• Task instructions: From the entries below, copy every line that holds the word "submitting".

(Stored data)
=-=-=-=-=
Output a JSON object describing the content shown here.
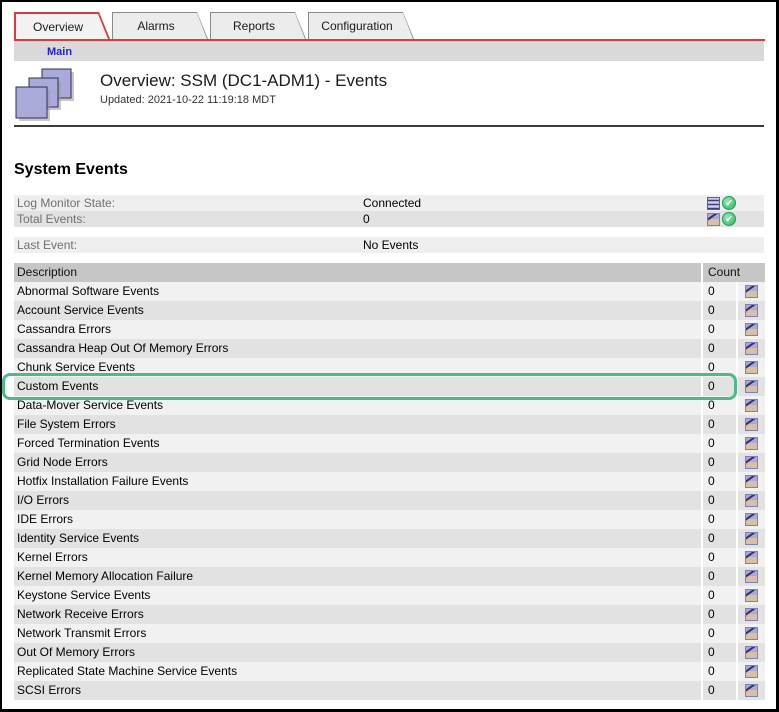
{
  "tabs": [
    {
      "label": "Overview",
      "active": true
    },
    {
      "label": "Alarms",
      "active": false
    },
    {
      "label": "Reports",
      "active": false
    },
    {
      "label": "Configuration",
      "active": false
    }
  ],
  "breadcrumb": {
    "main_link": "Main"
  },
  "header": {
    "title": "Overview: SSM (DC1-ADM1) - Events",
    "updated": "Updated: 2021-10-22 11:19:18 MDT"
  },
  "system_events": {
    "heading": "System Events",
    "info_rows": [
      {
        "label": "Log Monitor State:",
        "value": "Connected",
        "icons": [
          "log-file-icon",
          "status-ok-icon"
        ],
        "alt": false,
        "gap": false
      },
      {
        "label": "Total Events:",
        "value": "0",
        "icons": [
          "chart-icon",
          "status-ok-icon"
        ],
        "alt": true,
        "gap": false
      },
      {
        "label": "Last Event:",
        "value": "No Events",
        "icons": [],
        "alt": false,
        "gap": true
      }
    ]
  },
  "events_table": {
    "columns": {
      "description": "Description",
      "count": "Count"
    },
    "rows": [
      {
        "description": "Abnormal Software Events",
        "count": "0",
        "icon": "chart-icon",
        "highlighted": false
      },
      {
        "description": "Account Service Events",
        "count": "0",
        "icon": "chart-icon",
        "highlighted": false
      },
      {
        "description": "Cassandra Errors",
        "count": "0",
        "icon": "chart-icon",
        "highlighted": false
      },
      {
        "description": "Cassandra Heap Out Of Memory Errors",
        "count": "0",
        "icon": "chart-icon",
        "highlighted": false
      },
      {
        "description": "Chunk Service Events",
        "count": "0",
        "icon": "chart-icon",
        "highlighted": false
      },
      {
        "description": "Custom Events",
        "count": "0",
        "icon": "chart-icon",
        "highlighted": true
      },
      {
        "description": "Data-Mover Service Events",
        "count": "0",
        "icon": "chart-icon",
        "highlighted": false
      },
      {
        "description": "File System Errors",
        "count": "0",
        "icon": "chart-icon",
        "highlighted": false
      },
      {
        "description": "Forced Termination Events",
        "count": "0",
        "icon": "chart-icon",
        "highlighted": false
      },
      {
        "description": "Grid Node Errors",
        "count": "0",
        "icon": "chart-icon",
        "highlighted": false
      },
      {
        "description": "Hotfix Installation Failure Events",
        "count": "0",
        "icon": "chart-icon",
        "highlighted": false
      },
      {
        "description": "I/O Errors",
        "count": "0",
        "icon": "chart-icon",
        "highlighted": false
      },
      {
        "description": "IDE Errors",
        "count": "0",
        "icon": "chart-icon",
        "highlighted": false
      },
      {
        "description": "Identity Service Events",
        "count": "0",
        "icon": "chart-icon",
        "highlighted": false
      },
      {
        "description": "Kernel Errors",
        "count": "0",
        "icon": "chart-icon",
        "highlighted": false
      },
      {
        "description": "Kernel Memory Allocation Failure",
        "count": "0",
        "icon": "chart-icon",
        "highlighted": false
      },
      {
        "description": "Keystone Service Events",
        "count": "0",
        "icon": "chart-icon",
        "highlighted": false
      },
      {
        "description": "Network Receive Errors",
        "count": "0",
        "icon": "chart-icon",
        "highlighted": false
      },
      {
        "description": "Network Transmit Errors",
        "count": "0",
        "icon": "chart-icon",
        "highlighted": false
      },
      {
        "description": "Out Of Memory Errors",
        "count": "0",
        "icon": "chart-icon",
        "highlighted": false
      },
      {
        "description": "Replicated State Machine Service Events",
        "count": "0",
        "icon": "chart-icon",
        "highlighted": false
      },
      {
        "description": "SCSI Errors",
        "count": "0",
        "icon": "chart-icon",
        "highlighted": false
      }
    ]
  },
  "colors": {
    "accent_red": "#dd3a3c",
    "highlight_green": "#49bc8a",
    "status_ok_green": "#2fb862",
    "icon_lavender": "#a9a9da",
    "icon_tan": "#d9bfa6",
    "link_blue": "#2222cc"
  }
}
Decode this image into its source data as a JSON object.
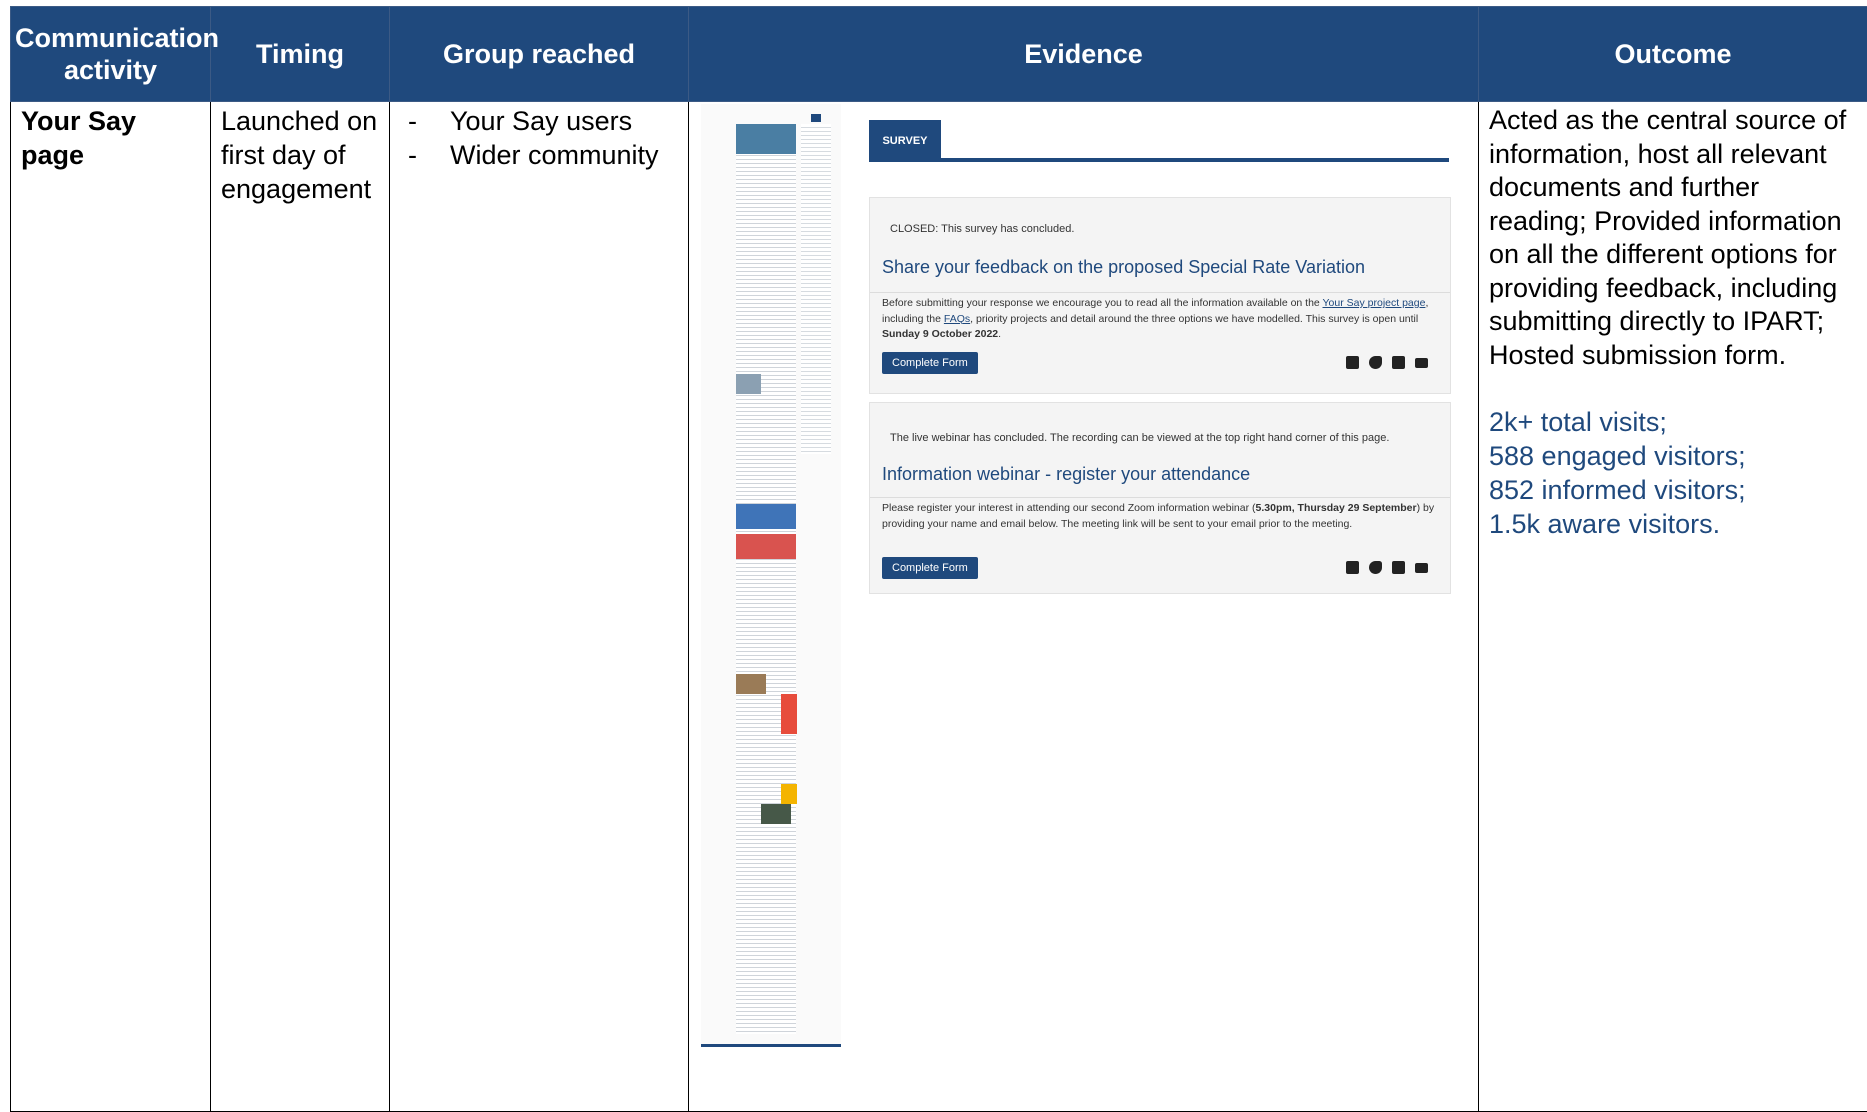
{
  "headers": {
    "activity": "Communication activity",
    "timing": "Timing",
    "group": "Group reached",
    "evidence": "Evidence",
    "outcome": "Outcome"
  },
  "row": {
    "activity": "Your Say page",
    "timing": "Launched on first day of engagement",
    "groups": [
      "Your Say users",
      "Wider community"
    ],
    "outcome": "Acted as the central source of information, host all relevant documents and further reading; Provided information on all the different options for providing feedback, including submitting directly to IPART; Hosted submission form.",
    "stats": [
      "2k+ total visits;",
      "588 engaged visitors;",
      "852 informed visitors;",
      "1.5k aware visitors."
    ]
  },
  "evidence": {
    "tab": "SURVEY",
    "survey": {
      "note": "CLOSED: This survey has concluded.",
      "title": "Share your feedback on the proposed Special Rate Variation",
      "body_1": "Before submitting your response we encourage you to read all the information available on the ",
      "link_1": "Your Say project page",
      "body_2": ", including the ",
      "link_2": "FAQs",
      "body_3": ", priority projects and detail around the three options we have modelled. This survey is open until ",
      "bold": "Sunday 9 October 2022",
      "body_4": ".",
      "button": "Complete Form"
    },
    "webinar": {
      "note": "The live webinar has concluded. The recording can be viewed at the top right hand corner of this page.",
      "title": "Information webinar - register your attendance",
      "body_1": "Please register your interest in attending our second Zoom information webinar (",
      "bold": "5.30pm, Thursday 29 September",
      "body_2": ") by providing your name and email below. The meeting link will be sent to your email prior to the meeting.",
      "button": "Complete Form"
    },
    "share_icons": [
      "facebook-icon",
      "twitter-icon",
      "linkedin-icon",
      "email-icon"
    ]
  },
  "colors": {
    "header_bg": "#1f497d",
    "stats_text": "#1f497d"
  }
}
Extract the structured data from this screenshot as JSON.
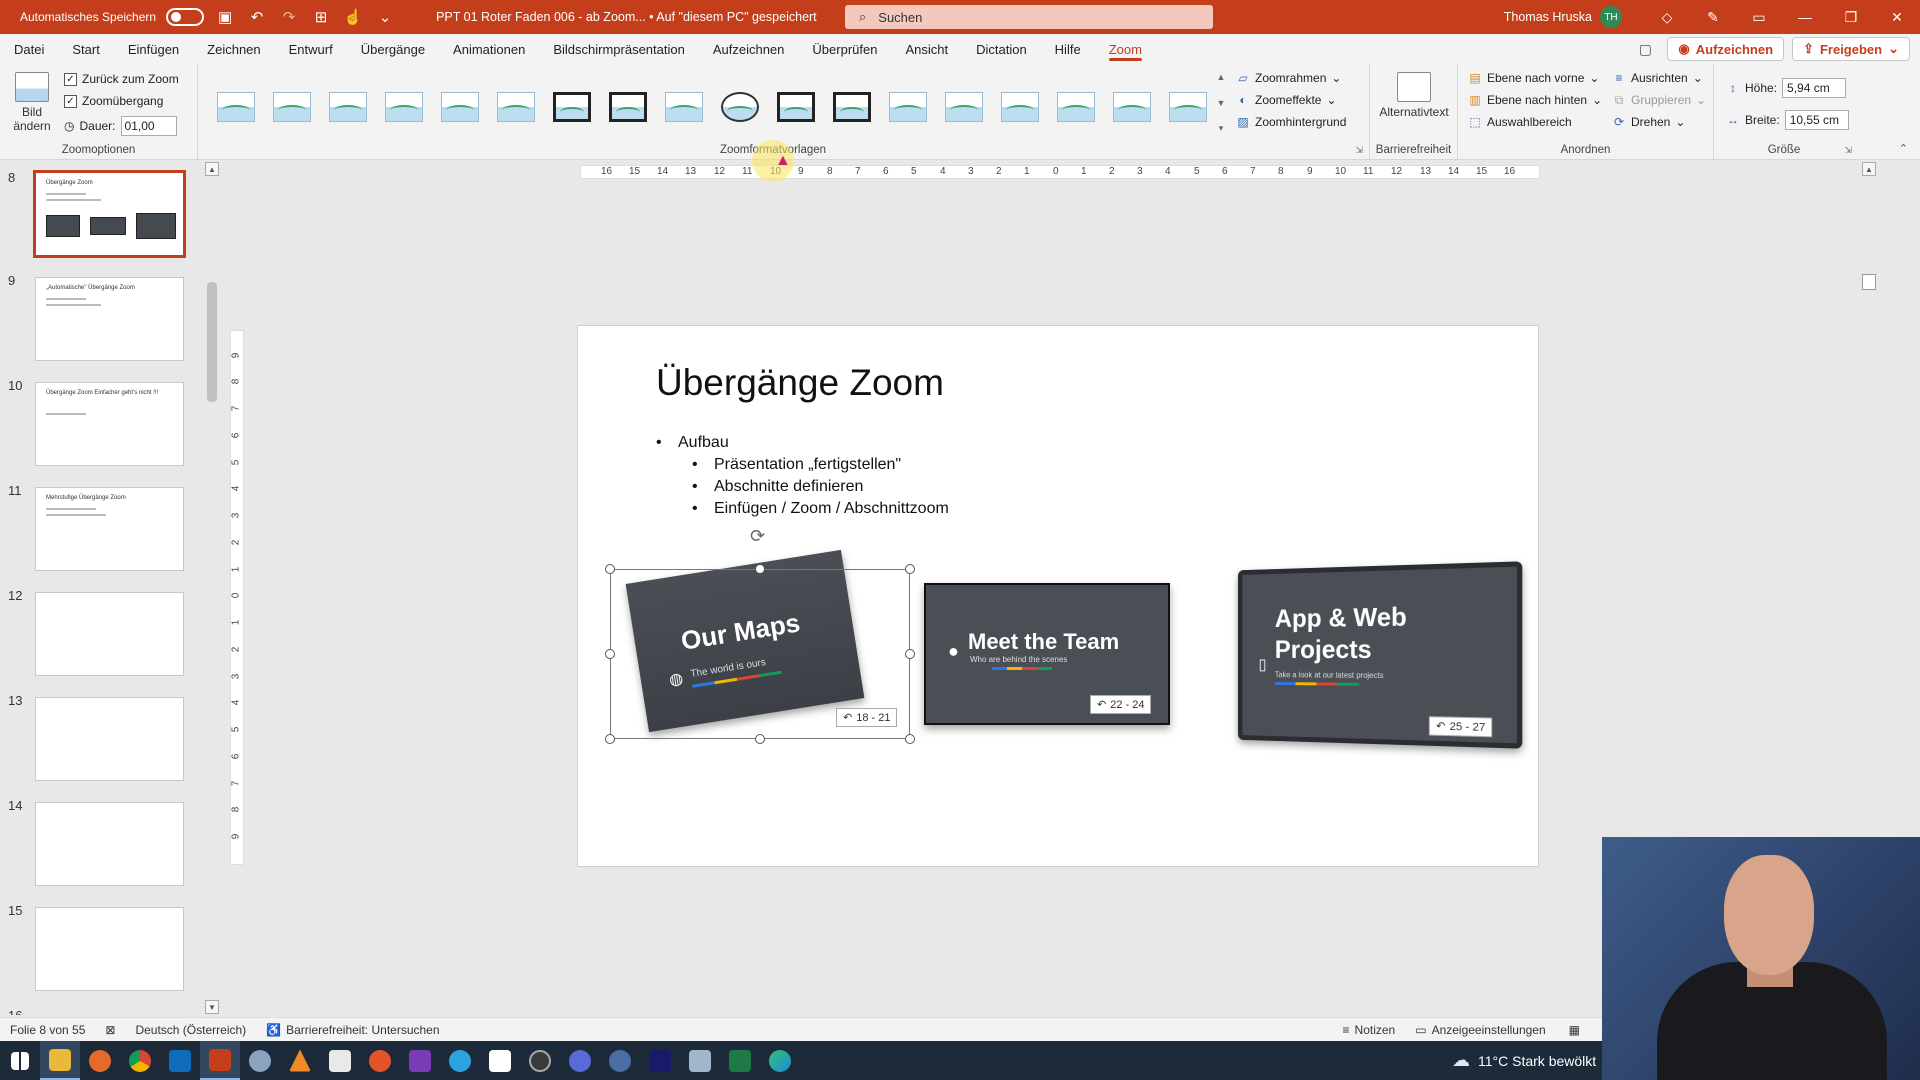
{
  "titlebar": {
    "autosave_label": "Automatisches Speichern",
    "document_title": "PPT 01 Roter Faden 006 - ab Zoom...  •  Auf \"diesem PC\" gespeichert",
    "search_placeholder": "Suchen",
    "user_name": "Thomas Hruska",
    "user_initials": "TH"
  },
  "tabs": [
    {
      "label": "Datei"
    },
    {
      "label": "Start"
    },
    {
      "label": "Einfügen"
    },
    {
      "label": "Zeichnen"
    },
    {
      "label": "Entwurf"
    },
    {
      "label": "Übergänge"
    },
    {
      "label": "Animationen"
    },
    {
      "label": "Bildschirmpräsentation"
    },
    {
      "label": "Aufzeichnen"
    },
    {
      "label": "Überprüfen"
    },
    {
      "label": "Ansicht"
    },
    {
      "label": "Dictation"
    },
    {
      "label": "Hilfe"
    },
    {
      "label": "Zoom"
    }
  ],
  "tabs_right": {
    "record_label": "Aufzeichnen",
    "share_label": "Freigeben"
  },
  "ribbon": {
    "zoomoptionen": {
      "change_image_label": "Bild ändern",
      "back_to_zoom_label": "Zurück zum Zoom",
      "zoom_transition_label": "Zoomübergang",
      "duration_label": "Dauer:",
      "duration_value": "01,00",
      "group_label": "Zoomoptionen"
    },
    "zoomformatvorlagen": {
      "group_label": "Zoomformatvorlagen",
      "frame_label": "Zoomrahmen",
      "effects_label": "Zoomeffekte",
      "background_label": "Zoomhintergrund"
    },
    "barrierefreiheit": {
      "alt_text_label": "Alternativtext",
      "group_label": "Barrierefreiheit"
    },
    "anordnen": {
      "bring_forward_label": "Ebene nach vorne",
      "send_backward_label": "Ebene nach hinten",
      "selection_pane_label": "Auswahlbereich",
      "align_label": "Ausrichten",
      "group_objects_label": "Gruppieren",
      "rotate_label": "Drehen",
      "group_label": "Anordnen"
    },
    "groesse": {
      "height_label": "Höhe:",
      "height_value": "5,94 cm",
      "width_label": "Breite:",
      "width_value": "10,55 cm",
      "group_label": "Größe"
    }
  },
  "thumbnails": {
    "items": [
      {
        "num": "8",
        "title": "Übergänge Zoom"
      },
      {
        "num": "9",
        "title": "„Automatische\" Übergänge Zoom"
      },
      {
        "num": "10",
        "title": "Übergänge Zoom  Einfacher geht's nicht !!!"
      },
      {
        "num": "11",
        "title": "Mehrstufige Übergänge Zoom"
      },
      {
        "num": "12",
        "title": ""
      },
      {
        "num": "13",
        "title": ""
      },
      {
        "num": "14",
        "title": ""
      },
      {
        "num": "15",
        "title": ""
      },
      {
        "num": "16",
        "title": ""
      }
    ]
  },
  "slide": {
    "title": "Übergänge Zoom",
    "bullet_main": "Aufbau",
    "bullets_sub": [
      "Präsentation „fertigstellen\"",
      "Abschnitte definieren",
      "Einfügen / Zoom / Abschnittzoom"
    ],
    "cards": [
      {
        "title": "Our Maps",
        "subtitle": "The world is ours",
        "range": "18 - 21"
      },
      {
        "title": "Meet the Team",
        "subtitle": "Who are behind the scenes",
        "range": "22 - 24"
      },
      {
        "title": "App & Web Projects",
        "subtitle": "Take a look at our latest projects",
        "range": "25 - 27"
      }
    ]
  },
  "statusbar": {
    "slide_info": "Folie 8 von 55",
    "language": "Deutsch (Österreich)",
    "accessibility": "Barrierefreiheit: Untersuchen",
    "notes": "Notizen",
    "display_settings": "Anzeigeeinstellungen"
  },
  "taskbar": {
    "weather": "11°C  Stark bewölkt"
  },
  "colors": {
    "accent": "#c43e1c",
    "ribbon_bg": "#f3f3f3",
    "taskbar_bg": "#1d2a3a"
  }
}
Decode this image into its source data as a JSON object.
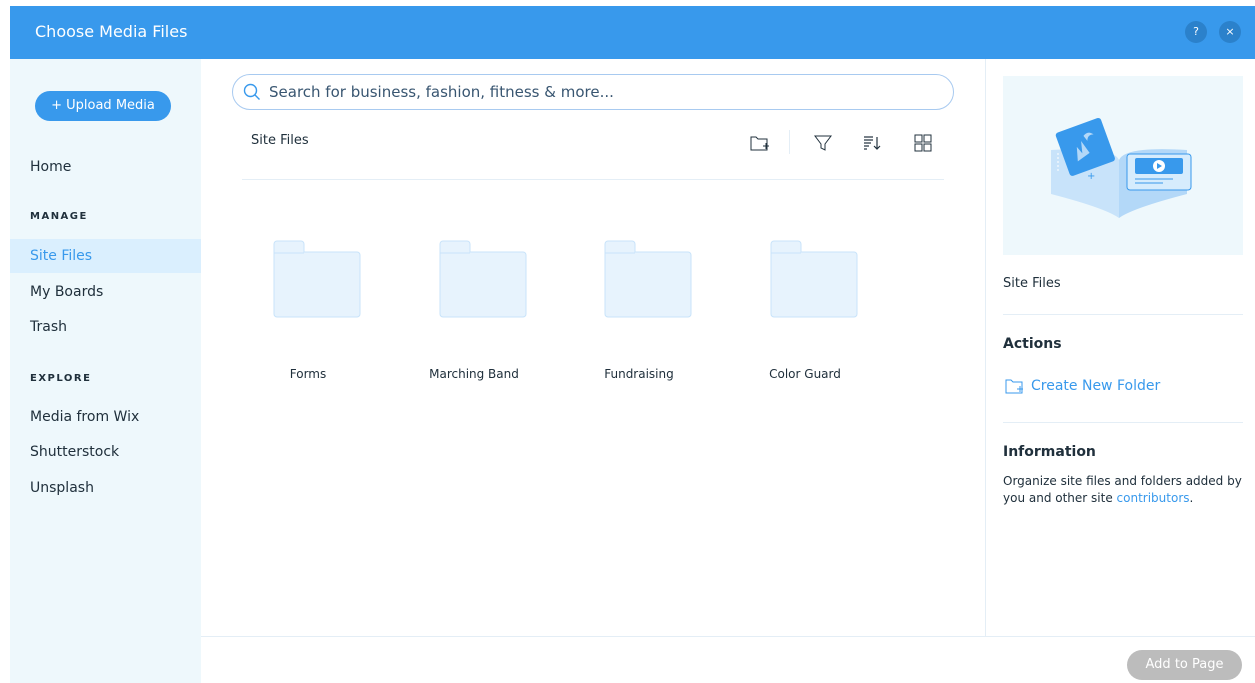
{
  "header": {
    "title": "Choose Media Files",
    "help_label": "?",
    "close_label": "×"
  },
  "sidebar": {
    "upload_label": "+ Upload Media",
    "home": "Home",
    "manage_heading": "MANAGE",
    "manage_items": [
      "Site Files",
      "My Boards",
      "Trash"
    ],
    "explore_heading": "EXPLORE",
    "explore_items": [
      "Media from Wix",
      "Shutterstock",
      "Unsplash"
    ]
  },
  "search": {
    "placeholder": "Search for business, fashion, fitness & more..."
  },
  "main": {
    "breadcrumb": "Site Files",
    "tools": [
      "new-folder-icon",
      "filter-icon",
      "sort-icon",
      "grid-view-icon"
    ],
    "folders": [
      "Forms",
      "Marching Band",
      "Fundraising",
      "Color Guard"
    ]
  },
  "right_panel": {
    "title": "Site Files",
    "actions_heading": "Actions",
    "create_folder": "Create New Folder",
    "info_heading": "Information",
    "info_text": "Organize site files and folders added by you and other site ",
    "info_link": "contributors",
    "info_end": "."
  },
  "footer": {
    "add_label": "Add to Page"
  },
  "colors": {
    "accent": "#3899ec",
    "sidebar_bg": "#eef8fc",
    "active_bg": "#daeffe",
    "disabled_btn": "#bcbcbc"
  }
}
=-=-=-=-=
• Output for this exercise:
    "outcome": "Acted as the central source of information, host all relevant documents and further reading; Provided information on all the different options for providing feedback, including submitting directly to IPART; Hosted submission form.",
      "body_1": "Before submitting your response we encourage you to read all the information available on the ",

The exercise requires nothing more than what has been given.